──────── EXERCISE INPUT ────────
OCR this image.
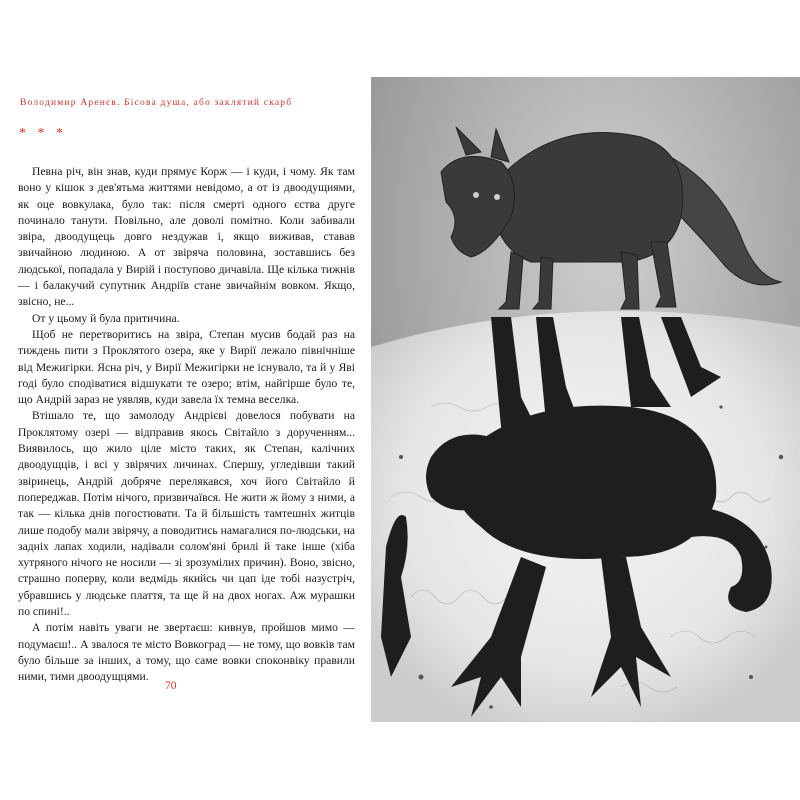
Володимир Аренєв. Бісова душа, або заклятий скарб
* * *

Певна річ, він знав, куди прямує Корж — і куди, і чому. Як там воно у кішок з дев'ятьма життями невідомо, а от із двоодущиями, як оце вовкулака, було так: після смерті одного єства друге починало танути. Повільно, але доволі помітно. Коли забивали звіра, двоодущець довго нездужав і, якщо виживав, ставав звичайною людиною. А от звіряча половина, зоставшись без людської, попадала у Вирій і поступово дичавіла. Ще кілька тижнів — і балакучий супутник Андріїв стане звичайнім вовком. Якщо, звісно, не...

От у цьому й була притичина.

Щоб не перетворитись на звіра, Степан мусив бодай раз на тиждень пити з Проклятого озера, яке у Вирії лежало північніше від Межигірки. Ясна річ, у Вирії Межигірки не існувало, та й у Яві годі було сподіватися відшукати те озеро; втім, найгірше було те, що Андрій зараз не уявляв, куди завела їх темна веселка.

Втішало те, що замолоду Андрієві довелося побувати на Проклятому озері — відправив якось Світайло з дорученням... Виявилось, що жило ціле місто таких, як Степан, калічних двоодущців, і всі у звірячих личинах. Спершу, угледівши такий звіринець, Андрій добряче перелякався, хоч його Світайло й попереджав. Потім нічого, призвичаївся. Не жити ж йому з ними, а так — кілька днів погостювати. Та й більшість тамтешніх житців лише подобу мали звірячу, а поводитись намагалися по-людськи, на задніх лапах ходили, надівали солом'яні брилі й таке інше (хіба хутряного нічого не носили — зі зрозумілих причин). Воно, звісно, страшно поперву, коли ведмідь якийсь чи цап іде тобі назустріч, убравшись у людське плаття, та ще й на двох ногах. Аж мурашки по спині!..

А потім навіть уваги не звертаєш: кивнув, пройшов мимо — подумаєш!.. А звалося те місто Вовкоград — не тому, що вовків там було більше за інших, а тому, що саме вовки споконвіку правили ними, тими двоодущцями.

70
────────
| AIM |
Without the pictures, output the full listing exactly as it stands.

| OUTPUT FOR THIS EXERCISE |
OCR this image.
Володимир Аренєв. Бісова душа, або заклятий скарб
* * *

Певна річ, він знав, куди прямує Корж — і куди, і чому. Як там воно у кішок з дев'ятьма життями невідомо, а от із двоодущиями, як оце вовкулака, було так: після смерті одного єства друге починало танути. Повільно, але доволі помітно. Коли забивали звіра, двоодущець довго нездужав і, якщо виживав, ставав звичайною людиною. А от звіряча половина, зоставшись без людської, попадала у Вирій і поступово дичавіла. Ще кілька тижнів — і балакучий супутник Андріїв стане звичайнім вовком. Якщо, звісно, не...

От у цьому й була притичина.

Щоб не перетворитись на звіра, Степан мусив бодай раз на тиждень пити з Проклятого озера, яке у Вирії лежало північніше від Межигірки. Ясна річ, у Вирії Межигірки не існувало, та й у Яві годі було сподіватися відшукати те озеро; втім, найгірше було те, що Андрій зараз не уявляв, куди завела їх темна веселка.

Втішало те, що замолоду Андрієві довелося побувати на Проклятому озері — відправив якось Світайло з дорученням... Виявилось, що жило ціле місто таких, як Степан, калічних двоодущців, і всі у звірячих личинах. Спершу, угледівши такий звіринець, Андрій добряче перелякався, хоч його Світайло й попереджав. Потім нічого, призвичаївся. Не жити ж йому з ними, а так — кілька днів погостювати. Та й більшість тамтешніх житців лише подобу мали звірячу, а поводитись намагалися по-людськи, на задніх лапах ходили, надівали солом'яні брилі й таке інше (хіба хутряного нічого не носили — зі зрозумілих причин). Воно, звісно, страшно поперву, коли ведмідь якийсь чи цап іде тобі назустріч, убравшись у людське плаття, та ще й на двох ногах. Аж мурашки по спині!..

А потім навіть уваги не звертаєш: кивнув, пройшов мимо — подумаєш!.. А звалося те місто Вовкоград — не тому, що вовків там було більше за інших, а тому, що саме вовки споконвіку правили ними, тими двоодущцями.

70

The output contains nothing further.